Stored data
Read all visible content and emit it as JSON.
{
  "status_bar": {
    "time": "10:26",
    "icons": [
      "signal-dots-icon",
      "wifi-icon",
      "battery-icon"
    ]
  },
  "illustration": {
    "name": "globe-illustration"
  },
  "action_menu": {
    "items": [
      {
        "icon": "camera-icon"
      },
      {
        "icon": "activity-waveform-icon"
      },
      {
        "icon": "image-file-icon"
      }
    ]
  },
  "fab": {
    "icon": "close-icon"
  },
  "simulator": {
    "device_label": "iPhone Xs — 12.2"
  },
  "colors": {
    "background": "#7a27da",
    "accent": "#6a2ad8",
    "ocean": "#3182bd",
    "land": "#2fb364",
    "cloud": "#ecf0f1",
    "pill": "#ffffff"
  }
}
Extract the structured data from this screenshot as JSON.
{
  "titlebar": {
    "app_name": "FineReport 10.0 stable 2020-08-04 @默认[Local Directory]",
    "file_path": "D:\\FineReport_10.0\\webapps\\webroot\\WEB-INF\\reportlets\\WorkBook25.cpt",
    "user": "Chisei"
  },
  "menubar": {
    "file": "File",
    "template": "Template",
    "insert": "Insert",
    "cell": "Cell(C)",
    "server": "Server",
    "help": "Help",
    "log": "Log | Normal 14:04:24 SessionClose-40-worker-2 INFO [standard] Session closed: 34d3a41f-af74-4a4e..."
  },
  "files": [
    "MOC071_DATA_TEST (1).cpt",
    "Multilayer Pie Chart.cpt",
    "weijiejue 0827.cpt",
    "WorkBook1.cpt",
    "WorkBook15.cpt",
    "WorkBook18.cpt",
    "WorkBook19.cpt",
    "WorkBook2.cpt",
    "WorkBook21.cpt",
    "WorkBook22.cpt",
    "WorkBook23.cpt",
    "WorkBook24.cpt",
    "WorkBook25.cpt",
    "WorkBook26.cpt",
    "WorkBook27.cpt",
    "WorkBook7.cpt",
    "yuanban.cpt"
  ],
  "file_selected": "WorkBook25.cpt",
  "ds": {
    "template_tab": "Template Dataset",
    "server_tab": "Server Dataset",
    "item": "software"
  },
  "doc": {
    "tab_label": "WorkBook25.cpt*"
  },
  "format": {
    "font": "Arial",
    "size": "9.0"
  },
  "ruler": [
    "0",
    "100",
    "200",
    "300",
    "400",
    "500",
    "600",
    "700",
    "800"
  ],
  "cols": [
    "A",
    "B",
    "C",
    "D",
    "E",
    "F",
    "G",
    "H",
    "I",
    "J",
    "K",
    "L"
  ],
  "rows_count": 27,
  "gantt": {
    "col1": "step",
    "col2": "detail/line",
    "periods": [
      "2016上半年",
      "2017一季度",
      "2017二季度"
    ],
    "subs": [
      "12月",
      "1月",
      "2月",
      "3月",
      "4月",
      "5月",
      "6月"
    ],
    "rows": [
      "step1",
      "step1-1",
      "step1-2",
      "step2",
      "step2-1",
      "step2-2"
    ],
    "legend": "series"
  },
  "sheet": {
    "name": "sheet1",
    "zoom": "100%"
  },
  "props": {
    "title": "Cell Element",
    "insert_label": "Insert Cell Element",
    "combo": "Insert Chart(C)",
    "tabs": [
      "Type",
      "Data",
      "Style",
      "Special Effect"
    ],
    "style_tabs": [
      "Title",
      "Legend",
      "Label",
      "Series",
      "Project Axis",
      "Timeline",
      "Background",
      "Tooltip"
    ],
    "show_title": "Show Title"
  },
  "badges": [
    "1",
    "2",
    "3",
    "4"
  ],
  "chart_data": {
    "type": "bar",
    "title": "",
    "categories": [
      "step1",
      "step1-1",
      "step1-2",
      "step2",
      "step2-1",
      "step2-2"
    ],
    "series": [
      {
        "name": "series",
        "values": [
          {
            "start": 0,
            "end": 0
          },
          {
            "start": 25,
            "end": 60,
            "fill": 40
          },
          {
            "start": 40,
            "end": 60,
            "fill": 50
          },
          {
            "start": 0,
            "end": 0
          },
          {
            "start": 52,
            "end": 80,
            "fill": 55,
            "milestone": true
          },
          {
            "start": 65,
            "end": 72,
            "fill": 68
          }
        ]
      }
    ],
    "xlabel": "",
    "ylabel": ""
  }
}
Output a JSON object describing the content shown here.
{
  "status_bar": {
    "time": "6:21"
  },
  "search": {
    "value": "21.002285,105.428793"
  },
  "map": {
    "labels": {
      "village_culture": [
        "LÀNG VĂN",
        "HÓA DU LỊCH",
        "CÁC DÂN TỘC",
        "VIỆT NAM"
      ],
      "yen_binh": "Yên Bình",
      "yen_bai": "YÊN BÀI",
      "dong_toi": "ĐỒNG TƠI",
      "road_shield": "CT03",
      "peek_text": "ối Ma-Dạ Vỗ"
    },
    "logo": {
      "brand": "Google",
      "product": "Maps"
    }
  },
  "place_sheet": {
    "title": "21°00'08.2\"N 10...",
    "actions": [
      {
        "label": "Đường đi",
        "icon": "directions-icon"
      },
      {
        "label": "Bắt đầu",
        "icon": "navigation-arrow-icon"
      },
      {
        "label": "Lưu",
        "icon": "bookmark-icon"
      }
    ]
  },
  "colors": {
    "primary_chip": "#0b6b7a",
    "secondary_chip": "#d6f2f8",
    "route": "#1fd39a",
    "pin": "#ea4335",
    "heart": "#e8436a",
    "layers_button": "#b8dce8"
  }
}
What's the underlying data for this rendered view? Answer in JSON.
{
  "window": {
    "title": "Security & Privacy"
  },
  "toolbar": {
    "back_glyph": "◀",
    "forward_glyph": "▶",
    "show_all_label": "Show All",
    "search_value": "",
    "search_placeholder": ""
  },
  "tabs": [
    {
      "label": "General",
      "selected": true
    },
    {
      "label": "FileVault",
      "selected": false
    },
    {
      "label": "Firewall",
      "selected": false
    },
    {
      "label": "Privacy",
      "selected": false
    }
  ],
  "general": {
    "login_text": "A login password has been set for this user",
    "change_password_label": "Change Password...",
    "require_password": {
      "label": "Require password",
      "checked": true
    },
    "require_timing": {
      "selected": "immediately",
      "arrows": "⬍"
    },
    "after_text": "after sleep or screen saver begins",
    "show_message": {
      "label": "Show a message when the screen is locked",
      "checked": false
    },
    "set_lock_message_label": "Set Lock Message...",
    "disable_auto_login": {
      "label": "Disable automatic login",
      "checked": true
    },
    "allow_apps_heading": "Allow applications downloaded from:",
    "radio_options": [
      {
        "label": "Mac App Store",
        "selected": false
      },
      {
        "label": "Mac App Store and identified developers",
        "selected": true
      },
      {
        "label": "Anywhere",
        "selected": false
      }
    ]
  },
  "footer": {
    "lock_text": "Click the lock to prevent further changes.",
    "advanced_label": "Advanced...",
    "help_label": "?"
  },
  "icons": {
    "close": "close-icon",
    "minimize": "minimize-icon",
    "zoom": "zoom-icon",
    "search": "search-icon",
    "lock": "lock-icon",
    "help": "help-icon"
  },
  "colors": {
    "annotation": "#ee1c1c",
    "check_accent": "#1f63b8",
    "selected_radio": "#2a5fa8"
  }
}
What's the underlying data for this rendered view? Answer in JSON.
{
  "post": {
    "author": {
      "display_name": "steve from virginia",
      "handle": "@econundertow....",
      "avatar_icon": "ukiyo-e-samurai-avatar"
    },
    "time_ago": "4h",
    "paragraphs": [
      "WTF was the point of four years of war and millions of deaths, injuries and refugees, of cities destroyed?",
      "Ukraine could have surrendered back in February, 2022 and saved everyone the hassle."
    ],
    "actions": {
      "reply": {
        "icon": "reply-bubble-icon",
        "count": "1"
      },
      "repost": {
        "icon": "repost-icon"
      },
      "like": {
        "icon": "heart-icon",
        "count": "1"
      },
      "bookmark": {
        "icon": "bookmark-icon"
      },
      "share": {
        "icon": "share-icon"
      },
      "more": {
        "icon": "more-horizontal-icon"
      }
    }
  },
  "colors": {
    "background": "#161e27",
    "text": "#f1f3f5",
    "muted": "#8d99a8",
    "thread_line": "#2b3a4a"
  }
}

■ Work required
List all lines above in which the string "Privacy" appears.

■ The result
    "title": "Security & Privacy"
      "label": "Privacy",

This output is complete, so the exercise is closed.